Dataset listings of figures:
§

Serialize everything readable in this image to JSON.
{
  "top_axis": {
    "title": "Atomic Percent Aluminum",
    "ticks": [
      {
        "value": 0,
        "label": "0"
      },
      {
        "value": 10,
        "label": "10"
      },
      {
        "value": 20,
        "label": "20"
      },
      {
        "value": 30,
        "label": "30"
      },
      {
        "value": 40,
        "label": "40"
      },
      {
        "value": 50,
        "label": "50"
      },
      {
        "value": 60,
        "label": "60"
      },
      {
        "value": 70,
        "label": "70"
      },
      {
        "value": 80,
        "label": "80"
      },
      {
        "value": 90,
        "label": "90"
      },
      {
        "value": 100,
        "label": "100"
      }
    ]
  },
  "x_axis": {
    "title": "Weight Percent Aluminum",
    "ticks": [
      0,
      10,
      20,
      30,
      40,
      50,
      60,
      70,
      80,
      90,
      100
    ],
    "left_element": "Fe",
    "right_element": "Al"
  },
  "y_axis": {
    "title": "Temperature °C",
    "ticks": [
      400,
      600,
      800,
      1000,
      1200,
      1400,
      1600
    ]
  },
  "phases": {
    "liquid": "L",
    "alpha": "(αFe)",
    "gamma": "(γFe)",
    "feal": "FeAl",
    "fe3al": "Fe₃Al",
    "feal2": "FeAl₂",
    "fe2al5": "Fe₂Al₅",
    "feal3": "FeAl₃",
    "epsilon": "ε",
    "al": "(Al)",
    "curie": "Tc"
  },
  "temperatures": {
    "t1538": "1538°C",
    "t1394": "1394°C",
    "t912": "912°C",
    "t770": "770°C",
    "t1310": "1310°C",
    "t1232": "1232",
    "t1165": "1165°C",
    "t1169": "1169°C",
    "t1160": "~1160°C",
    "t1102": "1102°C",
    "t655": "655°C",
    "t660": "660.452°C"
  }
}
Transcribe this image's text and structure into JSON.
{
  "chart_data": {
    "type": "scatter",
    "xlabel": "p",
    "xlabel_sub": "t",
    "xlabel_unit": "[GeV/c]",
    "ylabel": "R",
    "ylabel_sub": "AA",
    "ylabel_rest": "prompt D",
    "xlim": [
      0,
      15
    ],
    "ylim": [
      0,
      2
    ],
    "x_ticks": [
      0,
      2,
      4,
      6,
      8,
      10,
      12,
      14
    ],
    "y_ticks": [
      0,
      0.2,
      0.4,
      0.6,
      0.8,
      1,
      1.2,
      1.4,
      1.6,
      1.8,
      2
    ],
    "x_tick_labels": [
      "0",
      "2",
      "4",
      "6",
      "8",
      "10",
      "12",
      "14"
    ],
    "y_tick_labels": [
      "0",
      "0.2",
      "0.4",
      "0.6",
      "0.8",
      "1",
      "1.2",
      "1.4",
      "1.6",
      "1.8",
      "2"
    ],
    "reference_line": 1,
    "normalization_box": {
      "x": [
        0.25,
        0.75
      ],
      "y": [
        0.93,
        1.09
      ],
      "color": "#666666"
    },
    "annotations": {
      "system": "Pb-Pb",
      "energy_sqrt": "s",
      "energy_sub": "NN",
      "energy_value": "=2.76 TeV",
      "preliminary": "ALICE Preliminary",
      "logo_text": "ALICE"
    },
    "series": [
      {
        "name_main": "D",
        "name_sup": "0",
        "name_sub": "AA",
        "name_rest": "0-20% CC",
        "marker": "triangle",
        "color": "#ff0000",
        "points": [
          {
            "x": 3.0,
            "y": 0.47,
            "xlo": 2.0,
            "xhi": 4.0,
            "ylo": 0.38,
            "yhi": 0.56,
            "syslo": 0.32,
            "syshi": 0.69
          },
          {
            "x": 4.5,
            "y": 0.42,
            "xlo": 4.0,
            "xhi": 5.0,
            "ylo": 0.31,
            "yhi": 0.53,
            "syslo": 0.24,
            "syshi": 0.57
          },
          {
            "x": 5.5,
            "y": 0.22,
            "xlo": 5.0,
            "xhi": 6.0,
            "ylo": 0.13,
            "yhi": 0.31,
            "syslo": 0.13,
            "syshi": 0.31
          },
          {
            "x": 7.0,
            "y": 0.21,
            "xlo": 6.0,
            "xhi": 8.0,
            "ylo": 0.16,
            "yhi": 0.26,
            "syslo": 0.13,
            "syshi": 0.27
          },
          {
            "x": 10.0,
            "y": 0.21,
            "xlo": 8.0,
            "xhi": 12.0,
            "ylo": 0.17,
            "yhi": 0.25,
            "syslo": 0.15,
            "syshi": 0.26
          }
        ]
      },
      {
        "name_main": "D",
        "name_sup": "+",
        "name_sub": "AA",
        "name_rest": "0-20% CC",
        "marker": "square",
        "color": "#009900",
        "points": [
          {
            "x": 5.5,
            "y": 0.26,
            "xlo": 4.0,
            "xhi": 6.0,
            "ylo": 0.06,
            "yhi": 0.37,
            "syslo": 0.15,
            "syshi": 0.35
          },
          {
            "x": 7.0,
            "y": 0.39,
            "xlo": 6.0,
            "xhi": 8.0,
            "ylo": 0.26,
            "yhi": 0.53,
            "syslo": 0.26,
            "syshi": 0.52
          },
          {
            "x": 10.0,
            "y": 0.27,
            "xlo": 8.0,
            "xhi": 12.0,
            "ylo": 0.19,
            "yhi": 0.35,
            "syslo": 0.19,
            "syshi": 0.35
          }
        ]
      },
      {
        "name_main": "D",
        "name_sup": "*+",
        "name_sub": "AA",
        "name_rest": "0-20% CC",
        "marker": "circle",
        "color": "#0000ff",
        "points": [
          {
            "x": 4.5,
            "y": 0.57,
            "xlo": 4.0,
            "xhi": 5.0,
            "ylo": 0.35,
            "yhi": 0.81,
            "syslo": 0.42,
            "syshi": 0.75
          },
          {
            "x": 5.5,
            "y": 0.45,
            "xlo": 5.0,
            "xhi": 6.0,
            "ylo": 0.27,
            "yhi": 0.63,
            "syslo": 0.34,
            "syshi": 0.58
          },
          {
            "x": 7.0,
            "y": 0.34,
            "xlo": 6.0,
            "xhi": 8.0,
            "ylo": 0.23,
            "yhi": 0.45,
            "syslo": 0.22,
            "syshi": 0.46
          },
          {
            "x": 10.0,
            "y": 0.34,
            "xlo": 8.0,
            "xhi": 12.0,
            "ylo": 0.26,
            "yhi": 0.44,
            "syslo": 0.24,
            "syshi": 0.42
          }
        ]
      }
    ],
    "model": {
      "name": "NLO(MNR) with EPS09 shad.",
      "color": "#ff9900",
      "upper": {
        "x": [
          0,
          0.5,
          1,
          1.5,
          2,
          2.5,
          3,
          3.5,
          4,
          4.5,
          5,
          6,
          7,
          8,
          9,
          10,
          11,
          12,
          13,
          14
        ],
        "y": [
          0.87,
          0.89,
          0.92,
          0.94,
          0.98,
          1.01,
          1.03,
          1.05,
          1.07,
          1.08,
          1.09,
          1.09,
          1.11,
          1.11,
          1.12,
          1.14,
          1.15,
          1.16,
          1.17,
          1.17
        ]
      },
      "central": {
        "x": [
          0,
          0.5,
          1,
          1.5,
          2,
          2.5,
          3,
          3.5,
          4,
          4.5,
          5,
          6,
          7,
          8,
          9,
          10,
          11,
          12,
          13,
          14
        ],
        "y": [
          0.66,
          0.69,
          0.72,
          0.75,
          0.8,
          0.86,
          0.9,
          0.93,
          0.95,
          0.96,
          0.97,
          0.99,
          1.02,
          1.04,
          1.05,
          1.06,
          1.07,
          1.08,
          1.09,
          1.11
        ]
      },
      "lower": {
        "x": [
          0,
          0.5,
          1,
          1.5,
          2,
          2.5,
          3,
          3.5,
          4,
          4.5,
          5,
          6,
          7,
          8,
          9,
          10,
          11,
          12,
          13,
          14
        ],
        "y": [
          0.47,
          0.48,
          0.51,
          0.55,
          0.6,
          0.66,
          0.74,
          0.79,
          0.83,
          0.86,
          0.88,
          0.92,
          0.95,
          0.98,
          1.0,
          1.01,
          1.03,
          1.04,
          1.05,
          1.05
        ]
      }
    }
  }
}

§

YOUR INSTRUCTIONS: Gather every line from the listing above in which "Percent" appears, and copy those lines.

TASK RESPONSE:
    "title": "Atomic Percent Aluminum",
    "title": "Weight Percent Aluminum",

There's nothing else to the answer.